DIRECTIONS: Copy all entries without alteration and skip the pictures they hold.
::::::::::
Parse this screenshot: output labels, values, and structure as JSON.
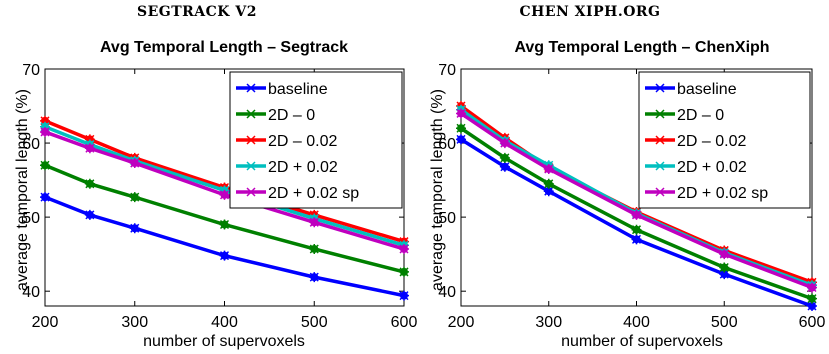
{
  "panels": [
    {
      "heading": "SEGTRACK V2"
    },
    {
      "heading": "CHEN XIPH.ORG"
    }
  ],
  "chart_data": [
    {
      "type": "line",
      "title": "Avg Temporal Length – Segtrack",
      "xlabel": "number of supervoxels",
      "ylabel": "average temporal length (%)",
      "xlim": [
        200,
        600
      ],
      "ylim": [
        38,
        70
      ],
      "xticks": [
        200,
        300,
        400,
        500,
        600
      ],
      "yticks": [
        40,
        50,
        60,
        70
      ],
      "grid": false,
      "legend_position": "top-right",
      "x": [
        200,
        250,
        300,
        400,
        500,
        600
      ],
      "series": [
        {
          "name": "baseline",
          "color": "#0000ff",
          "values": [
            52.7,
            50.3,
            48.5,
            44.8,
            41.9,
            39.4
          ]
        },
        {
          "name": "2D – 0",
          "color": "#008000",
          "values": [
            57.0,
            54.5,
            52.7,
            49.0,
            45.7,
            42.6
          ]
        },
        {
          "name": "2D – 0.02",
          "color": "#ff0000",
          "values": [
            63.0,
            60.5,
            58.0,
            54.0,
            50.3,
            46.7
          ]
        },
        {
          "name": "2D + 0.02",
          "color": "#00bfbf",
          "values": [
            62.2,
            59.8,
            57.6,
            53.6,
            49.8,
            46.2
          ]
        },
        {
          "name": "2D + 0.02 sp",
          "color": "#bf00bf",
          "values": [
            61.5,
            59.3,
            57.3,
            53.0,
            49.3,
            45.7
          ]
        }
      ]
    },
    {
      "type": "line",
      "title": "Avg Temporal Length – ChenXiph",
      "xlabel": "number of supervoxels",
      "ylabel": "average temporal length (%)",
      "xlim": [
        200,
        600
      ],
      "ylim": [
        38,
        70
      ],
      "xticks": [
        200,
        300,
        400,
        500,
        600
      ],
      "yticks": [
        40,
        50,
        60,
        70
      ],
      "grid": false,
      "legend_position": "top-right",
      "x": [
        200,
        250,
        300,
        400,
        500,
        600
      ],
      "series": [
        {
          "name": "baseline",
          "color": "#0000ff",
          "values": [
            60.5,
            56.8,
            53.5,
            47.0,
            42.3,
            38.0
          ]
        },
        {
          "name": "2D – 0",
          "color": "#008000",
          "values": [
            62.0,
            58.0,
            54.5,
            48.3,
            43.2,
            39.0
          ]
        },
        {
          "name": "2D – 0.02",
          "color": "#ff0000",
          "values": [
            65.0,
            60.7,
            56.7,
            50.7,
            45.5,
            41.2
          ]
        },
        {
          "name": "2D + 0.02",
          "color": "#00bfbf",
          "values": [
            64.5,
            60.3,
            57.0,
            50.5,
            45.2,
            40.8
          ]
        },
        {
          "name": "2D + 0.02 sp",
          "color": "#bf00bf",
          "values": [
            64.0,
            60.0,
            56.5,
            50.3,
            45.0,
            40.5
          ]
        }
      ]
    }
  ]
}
::::::::::
OUTPUT FOR THIS TASK:
Parse this screenshot: output labels, values, and structure as JSON.
{
  "panels": [
    {
      "heading": "SEGTRACK V2"
    },
    {
      "heading": "CHEN XIPH.ORG"
    }
  ],
  "chart_data": [
    {
      "type": "line",
      "title": "Avg Temporal Length – Segtrack",
      "xlabel": "number of supervoxels",
      "ylabel": "average temporal length (%)",
      "xlim": [
        200,
        600
      ],
      "ylim": [
        38,
        70
      ],
      "xticks": [
        200,
        300,
        400,
        500,
        600
      ],
      "yticks": [
        40,
        50,
        60,
        70
      ],
      "grid": false,
      "legend_position": "top-right",
      "x": [
        200,
        250,
        300,
        400,
        500,
        600
      ],
      "series": [
        {
          "name": "baseline",
          "color": "#0000ff",
          "values": [
            52.7,
            50.3,
            48.5,
            44.8,
            41.9,
            39.4
          ]
        },
        {
          "name": "2D – 0",
          "color": "#008000",
          "values": [
            57.0,
            54.5,
            52.7,
            49.0,
            45.7,
            42.6
          ]
        },
        {
          "name": "2D – 0.02",
          "color": "#ff0000",
          "values": [
            63.0,
            60.5,
            58.0,
            54.0,
            50.3,
            46.7
          ]
        },
        {
          "name": "2D + 0.02",
          "color": "#00bfbf",
          "values": [
            62.2,
            59.8,
            57.6,
            53.6,
            49.8,
            46.2
          ]
        },
        {
          "name": "2D + 0.02 sp",
          "color": "#bf00bf",
          "values": [
            61.5,
            59.3,
            57.3,
            53.0,
            49.3,
            45.7
          ]
        }
      ]
    },
    {
      "type": "line",
      "title": "Avg Temporal Length – ChenXiph",
      "xlabel": "number of supervoxels",
      "ylabel": "average temporal length (%)",
      "xlim": [
        200,
        600
      ],
      "ylim": [
        38,
        70
      ],
      "xticks": [
        200,
        300,
        400,
        500,
        600
      ],
      "yticks": [
        40,
        50,
        60,
        70
      ],
      "grid": false,
      "legend_position": "top-right",
      "x": [
        200,
        250,
        300,
        400,
        500,
        600
      ],
      "series": [
        {
          "name": "baseline",
          "color": "#0000ff",
          "values": [
            60.5,
            56.8,
            53.5,
            47.0,
            42.3,
            38.0
          ]
        },
        {
          "name": "2D – 0",
          "color": "#008000",
          "values": [
            62.0,
            58.0,
            54.5,
            48.3,
            43.2,
            39.0
          ]
        },
        {
          "name": "2D – 0.02",
          "color": "#ff0000",
          "values": [
            65.0,
            60.7,
            56.7,
            50.7,
            45.5,
            41.2
          ]
        },
        {
          "name": "2D + 0.02",
          "color": "#00bfbf",
          "values": [
            64.5,
            60.3,
            57.0,
            50.5,
            45.2,
            40.8
          ]
        },
        {
          "name": "2D + 0.02 sp",
          "color": "#bf00bf",
          "values": [
            64.0,
            60.0,
            56.5,
            50.3,
            45.0,
            40.5
          ]
        }
      ]
    }
  ]
}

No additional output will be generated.